-- DIRECTIONS FOR THIS TASK --
Copy the entries from the start through the line that contains "drawing-title: PLANTA CUBIERTA", substituting "section-cut-marker" for "section-cut-icon" and leaving everything else unchanged.
↓
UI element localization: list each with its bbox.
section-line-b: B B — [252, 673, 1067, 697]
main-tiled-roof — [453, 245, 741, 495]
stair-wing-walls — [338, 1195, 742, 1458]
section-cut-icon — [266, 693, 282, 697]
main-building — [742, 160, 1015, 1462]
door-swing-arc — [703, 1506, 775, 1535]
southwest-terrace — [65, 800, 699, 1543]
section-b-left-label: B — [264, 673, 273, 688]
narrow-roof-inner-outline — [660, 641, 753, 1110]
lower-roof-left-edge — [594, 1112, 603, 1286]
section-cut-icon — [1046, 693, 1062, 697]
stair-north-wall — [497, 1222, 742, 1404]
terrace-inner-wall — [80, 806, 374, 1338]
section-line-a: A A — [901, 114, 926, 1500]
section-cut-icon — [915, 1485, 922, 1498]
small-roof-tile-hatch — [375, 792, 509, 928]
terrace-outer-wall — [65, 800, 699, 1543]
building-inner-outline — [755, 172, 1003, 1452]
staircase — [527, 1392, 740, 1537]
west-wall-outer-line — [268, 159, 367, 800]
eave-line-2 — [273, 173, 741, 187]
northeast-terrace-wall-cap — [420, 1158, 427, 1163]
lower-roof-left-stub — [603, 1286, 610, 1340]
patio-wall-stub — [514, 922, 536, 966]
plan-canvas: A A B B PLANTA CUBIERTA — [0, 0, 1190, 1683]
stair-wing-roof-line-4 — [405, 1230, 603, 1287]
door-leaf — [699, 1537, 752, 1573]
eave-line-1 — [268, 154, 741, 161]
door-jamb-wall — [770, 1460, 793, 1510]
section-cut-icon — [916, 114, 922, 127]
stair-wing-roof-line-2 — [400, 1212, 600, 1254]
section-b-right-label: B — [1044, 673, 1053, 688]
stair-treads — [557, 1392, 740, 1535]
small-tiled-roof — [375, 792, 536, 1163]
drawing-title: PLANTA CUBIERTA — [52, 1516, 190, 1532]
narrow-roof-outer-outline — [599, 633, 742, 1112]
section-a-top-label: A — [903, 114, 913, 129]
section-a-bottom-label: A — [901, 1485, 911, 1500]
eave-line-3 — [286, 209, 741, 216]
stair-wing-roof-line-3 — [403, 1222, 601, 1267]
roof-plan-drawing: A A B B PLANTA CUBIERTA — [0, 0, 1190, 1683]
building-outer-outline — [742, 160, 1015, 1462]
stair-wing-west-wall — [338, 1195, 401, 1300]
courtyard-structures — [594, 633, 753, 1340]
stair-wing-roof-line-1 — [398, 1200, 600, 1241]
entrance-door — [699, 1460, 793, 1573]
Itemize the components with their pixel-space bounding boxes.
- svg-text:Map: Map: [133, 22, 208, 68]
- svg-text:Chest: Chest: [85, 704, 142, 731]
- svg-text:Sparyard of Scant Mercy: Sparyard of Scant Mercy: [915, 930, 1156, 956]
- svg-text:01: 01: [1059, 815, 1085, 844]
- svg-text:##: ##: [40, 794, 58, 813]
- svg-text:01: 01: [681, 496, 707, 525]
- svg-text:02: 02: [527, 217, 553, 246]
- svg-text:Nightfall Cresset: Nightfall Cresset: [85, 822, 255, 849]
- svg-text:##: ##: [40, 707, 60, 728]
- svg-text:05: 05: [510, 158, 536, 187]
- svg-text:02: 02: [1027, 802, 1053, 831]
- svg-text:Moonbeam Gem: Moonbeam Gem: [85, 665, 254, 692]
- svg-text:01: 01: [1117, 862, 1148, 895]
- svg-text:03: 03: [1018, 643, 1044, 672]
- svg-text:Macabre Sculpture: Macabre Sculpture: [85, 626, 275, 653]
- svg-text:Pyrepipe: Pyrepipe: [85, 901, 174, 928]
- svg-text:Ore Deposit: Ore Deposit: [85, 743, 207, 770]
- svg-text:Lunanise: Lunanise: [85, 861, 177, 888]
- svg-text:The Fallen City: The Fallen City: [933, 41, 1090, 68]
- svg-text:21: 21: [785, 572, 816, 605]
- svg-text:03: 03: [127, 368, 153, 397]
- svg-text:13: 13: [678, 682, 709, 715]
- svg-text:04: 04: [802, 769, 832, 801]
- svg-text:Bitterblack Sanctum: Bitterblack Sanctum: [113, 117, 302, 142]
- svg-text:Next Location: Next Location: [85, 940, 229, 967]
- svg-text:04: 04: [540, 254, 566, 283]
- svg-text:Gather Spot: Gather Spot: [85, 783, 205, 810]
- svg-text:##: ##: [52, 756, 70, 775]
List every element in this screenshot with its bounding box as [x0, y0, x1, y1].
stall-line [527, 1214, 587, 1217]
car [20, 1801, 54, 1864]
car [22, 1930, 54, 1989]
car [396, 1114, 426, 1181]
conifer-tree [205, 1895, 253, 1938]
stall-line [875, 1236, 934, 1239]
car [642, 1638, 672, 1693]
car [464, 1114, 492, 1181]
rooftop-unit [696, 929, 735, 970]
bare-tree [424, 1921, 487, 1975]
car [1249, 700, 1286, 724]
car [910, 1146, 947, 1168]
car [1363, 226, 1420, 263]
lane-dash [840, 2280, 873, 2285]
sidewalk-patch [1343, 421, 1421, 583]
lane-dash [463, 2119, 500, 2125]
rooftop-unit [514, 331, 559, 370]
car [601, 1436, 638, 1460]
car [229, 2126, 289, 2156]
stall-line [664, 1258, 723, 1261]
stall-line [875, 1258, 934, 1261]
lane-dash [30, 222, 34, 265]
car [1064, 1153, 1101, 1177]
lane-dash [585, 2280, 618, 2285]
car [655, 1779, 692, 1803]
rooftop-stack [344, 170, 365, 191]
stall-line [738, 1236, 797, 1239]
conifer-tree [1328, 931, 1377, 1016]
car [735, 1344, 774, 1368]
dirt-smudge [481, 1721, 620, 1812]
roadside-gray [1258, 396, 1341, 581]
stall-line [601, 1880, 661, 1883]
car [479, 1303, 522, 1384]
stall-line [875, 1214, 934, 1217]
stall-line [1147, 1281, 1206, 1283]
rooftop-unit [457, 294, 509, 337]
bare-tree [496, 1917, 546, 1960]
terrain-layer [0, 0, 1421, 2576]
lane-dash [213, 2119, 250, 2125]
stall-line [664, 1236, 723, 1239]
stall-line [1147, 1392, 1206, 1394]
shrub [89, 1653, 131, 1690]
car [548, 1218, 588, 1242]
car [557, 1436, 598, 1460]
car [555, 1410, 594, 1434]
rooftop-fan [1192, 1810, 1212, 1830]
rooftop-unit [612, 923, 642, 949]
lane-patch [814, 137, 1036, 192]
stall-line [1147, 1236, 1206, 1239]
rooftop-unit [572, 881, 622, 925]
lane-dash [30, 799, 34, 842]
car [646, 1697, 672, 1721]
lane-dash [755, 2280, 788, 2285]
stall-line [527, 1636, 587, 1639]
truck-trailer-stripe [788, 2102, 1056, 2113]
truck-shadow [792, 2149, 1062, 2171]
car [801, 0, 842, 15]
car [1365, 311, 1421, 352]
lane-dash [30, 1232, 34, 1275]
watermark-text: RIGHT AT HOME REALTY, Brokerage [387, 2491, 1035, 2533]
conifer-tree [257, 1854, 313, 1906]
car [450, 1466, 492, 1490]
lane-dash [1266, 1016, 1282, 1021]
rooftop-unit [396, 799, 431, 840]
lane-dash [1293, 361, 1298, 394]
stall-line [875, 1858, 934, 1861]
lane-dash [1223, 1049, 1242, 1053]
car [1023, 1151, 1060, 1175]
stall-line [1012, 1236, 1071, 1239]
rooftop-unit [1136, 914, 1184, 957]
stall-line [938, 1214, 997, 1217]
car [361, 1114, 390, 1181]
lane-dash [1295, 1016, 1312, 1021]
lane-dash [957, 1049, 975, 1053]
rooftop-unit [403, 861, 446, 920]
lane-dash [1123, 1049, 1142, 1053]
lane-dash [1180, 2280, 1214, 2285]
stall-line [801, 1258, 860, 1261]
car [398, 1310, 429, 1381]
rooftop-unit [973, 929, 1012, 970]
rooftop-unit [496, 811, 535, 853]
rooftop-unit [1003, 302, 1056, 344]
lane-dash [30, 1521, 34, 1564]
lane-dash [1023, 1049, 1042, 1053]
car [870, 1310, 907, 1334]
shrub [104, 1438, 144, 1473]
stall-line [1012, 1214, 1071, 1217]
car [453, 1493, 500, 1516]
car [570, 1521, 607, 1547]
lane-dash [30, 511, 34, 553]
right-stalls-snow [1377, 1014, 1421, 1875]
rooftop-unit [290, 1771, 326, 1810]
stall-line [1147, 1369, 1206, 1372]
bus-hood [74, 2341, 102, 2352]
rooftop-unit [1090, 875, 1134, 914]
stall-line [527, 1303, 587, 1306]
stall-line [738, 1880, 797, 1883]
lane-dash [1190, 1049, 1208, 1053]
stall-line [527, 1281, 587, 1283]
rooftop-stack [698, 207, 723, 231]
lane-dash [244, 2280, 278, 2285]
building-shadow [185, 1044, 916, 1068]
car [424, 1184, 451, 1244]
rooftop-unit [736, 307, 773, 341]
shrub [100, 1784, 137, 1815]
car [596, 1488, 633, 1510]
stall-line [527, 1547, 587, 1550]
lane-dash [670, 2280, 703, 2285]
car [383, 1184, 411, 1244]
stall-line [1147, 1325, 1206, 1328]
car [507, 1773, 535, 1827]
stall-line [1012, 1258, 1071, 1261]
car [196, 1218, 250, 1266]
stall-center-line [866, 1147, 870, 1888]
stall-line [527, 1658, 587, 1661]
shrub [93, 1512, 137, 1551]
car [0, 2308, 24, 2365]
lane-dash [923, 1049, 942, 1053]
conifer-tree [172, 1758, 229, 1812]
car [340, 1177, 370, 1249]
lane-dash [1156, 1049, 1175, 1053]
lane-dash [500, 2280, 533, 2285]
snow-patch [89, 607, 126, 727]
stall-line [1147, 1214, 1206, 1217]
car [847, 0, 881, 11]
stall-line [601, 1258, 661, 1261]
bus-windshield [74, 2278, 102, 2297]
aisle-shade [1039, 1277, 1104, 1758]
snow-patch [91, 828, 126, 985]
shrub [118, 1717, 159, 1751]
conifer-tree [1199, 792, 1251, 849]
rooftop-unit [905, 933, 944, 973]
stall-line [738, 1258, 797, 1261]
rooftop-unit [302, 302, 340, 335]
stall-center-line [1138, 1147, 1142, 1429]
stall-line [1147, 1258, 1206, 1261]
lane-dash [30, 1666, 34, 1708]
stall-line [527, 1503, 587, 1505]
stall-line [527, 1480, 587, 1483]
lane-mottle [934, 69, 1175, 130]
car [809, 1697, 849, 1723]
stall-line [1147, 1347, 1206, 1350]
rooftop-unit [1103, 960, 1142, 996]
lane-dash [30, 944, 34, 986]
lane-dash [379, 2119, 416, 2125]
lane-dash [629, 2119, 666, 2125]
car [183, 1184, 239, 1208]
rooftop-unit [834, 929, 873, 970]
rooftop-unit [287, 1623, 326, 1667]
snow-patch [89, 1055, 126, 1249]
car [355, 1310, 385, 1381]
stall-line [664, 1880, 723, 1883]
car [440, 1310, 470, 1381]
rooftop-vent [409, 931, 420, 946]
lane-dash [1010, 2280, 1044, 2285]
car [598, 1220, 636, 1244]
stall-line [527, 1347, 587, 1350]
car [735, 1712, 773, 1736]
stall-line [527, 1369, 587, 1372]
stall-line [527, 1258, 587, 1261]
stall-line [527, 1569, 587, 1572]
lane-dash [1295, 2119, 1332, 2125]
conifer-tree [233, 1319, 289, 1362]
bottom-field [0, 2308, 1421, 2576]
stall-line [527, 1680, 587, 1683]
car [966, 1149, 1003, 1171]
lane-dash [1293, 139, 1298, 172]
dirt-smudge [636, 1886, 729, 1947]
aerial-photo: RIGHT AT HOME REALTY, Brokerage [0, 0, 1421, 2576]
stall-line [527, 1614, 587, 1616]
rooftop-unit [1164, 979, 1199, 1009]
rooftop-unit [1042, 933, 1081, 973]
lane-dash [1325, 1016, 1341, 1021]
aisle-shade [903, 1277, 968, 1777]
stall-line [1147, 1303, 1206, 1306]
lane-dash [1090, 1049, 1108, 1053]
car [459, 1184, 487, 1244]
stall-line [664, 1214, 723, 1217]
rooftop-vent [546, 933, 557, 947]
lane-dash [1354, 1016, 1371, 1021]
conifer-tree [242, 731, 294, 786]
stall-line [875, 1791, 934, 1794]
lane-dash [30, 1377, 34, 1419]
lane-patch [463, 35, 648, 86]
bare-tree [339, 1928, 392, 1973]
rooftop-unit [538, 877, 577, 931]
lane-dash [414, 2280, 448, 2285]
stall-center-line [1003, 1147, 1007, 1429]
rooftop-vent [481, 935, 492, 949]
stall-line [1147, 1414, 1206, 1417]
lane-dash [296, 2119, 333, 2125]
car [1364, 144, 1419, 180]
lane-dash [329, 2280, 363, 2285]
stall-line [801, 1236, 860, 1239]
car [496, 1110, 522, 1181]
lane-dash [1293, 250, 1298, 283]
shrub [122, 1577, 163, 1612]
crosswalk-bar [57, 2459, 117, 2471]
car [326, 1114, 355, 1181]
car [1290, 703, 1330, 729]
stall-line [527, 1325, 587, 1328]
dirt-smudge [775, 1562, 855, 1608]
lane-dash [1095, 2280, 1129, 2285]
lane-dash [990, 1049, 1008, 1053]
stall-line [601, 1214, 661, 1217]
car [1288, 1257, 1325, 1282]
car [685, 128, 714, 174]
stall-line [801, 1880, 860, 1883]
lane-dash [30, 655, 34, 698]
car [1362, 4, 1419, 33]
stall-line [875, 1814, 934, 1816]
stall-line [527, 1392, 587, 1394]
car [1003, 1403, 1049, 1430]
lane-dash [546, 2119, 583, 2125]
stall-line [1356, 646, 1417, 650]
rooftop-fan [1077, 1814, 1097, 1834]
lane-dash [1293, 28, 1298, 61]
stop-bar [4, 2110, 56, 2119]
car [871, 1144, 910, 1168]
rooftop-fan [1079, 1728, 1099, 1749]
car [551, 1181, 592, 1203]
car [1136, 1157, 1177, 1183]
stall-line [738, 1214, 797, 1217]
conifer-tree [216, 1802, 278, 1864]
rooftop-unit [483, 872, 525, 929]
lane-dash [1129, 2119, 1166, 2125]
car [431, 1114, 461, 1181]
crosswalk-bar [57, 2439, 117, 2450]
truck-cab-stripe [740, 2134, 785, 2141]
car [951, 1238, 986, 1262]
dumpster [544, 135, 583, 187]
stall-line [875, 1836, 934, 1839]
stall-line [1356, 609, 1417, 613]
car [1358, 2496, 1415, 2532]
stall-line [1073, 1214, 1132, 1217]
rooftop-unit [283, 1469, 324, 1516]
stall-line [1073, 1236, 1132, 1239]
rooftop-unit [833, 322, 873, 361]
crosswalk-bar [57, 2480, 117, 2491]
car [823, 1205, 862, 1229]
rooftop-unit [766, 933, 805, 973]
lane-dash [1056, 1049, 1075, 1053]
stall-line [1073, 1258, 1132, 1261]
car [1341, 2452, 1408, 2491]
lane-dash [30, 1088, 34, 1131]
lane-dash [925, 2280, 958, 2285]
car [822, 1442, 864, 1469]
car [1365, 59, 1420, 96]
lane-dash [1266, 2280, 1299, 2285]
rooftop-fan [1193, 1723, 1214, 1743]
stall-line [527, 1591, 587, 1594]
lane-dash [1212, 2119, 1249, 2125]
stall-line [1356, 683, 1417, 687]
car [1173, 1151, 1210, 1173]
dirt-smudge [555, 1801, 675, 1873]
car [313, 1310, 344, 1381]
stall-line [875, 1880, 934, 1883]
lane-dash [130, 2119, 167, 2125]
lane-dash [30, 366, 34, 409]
↑
-- TASK RESULT --
UI element localization: list each with its bbox.
section-line-b: B B — [252, 673, 1067, 697]
main-tiled-roof — [453, 245, 741, 495]
stair-wing-walls — [338, 1195, 742, 1458]
section-cut-marker — [266, 693, 282, 697]
main-building — [742, 160, 1015, 1462]
door-swing-arc — [703, 1506, 775, 1535]
southwest-terrace — [65, 800, 699, 1543]
section-b-left-label: B — [264, 673, 273, 688]
narrow-roof-inner-outline — [660, 641, 753, 1110]
lower-roof-left-edge — [594, 1112, 603, 1286]
section-cut-marker — [1046, 693, 1062, 697]
stair-north-wall — [497, 1222, 742, 1404]
terrace-inner-wall — [80, 806, 374, 1338]
section-line-a: A A — [901, 114, 926, 1500]
section-cut-marker — [915, 1485, 922, 1498]
small-roof-tile-hatch — [375, 792, 509, 928]
terrace-outer-wall — [65, 800, 699, 1543]
building-inner-outline — [755, 172, 1003, 1452]
staircase — [527, 1392, 740, 1537]
west-wall-outer-line — [268, 159, 367, 800]
eave-line-2 — [273, 173, 741, 187]
northeast-terrace-wall-cap — [420, 1158, 427, 1163]
lower-roof-left-stub — [603, 1286, 610, 1340]
patio-wall-stub — [514, 922, 536, 966]
plan-canvas: A A B B PLANTA CUBIERTA — [0, 0, 1190, 1683]
stair-wing-roof-line-4 — [405, 1230, 603, 1287]
door-leaf — [699, 1537, 752, 1573]
eave-line-1 — [268, 154, 741, 161]
door-jamb-wall — [770, 1460, 793, 1510]
section-cut-marker — [916, 114, 922, 127]
stair-wing-roof-line-2 — [400, 1212, 600, 1254]
section-b-right-label: B — [1044, 673, 1053, 688]
stair-treads — [557, 1392, 740, 1535]
small-tiled-roof — [375, 792, 536, 1163]
drawing-title: PLANTA CUBIERTA — [52, 1516, 190, 1532]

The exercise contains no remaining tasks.